## START ENTRIES
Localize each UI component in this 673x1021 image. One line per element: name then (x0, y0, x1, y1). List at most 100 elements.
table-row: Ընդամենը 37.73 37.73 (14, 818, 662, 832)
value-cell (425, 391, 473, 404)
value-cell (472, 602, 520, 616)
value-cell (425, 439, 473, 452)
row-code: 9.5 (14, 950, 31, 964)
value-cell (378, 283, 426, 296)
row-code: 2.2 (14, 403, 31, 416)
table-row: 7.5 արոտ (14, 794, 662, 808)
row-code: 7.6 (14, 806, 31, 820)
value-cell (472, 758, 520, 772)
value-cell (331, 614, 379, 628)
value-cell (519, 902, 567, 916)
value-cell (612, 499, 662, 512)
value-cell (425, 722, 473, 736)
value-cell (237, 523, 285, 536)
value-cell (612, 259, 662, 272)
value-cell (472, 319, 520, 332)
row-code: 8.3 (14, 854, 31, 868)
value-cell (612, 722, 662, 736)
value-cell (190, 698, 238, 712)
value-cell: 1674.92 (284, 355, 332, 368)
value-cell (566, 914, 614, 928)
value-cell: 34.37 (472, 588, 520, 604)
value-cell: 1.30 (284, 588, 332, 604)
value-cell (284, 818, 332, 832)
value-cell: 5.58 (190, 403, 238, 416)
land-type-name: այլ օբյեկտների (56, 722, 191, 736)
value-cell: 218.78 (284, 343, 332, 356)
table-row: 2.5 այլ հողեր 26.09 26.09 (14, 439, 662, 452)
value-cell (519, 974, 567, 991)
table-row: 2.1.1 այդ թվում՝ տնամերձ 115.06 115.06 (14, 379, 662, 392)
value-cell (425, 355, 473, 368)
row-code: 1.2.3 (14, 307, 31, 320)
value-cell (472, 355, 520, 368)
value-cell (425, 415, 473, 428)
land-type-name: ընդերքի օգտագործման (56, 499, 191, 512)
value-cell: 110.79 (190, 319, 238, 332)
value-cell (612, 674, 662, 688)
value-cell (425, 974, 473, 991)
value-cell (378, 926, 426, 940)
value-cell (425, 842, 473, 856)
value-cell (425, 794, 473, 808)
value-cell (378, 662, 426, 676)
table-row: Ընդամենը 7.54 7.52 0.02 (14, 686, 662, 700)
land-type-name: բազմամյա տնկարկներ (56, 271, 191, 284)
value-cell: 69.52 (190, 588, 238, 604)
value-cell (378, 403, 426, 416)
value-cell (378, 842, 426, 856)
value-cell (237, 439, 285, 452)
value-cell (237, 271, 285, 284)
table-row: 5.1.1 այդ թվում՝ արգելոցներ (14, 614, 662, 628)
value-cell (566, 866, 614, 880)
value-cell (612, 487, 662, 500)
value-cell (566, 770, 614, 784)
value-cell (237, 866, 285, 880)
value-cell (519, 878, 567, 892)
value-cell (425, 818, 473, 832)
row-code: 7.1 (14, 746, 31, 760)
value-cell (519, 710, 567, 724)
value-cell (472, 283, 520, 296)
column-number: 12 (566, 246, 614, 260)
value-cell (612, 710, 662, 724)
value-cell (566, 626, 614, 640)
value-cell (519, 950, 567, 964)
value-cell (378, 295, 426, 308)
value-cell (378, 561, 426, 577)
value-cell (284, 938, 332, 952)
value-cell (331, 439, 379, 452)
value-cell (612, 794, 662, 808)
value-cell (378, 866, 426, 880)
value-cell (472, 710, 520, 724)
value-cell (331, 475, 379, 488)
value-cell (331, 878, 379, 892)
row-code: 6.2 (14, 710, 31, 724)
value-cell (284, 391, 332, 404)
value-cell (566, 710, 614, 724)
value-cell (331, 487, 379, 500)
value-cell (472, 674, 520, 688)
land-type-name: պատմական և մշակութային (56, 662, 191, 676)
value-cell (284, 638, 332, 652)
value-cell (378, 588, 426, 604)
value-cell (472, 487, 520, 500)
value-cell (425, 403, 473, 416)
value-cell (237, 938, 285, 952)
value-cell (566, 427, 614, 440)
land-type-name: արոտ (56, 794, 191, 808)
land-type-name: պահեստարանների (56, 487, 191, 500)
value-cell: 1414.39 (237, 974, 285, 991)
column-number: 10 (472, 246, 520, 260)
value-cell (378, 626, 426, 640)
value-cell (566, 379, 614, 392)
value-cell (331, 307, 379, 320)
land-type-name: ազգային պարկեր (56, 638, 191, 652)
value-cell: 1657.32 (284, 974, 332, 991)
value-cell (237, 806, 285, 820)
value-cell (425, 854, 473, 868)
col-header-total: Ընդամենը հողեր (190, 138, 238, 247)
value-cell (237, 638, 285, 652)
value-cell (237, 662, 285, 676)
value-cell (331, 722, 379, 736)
## END ENTRIES
Reproduce the data word for word, from its opening line through the line containing "value-cell (612, 499, 662, 512)", including both of those lines.

Localize each UI component in this 673x1021 image. One line per element: name then (x0, y0, x1, y1). List at most 100 elements.
table-row: Ընդամենը 37.73 37.73 (14, 818, 662, 832)
value-cell (425, 391, 473, 404)
value-cell (472, 602, 520, 616)
value-cell (425, 439, 473, 452)
row-code: 9.5 (14, 950, 31, 964)
value-cell (378, 283, 426, 296)
row-code: 2.2 (14, 403, 31, 416)
table-row: 7.5 արոտ (14, 794, 662, 808)
row-code: 7.6 (14, 806, 31, 820)
value-cell (472, 758, 520, 772)
value-cell (331, 614, 379, 628)
value-cell (519, 902, 567, 916)
value-cell (612, 499, 662, 512)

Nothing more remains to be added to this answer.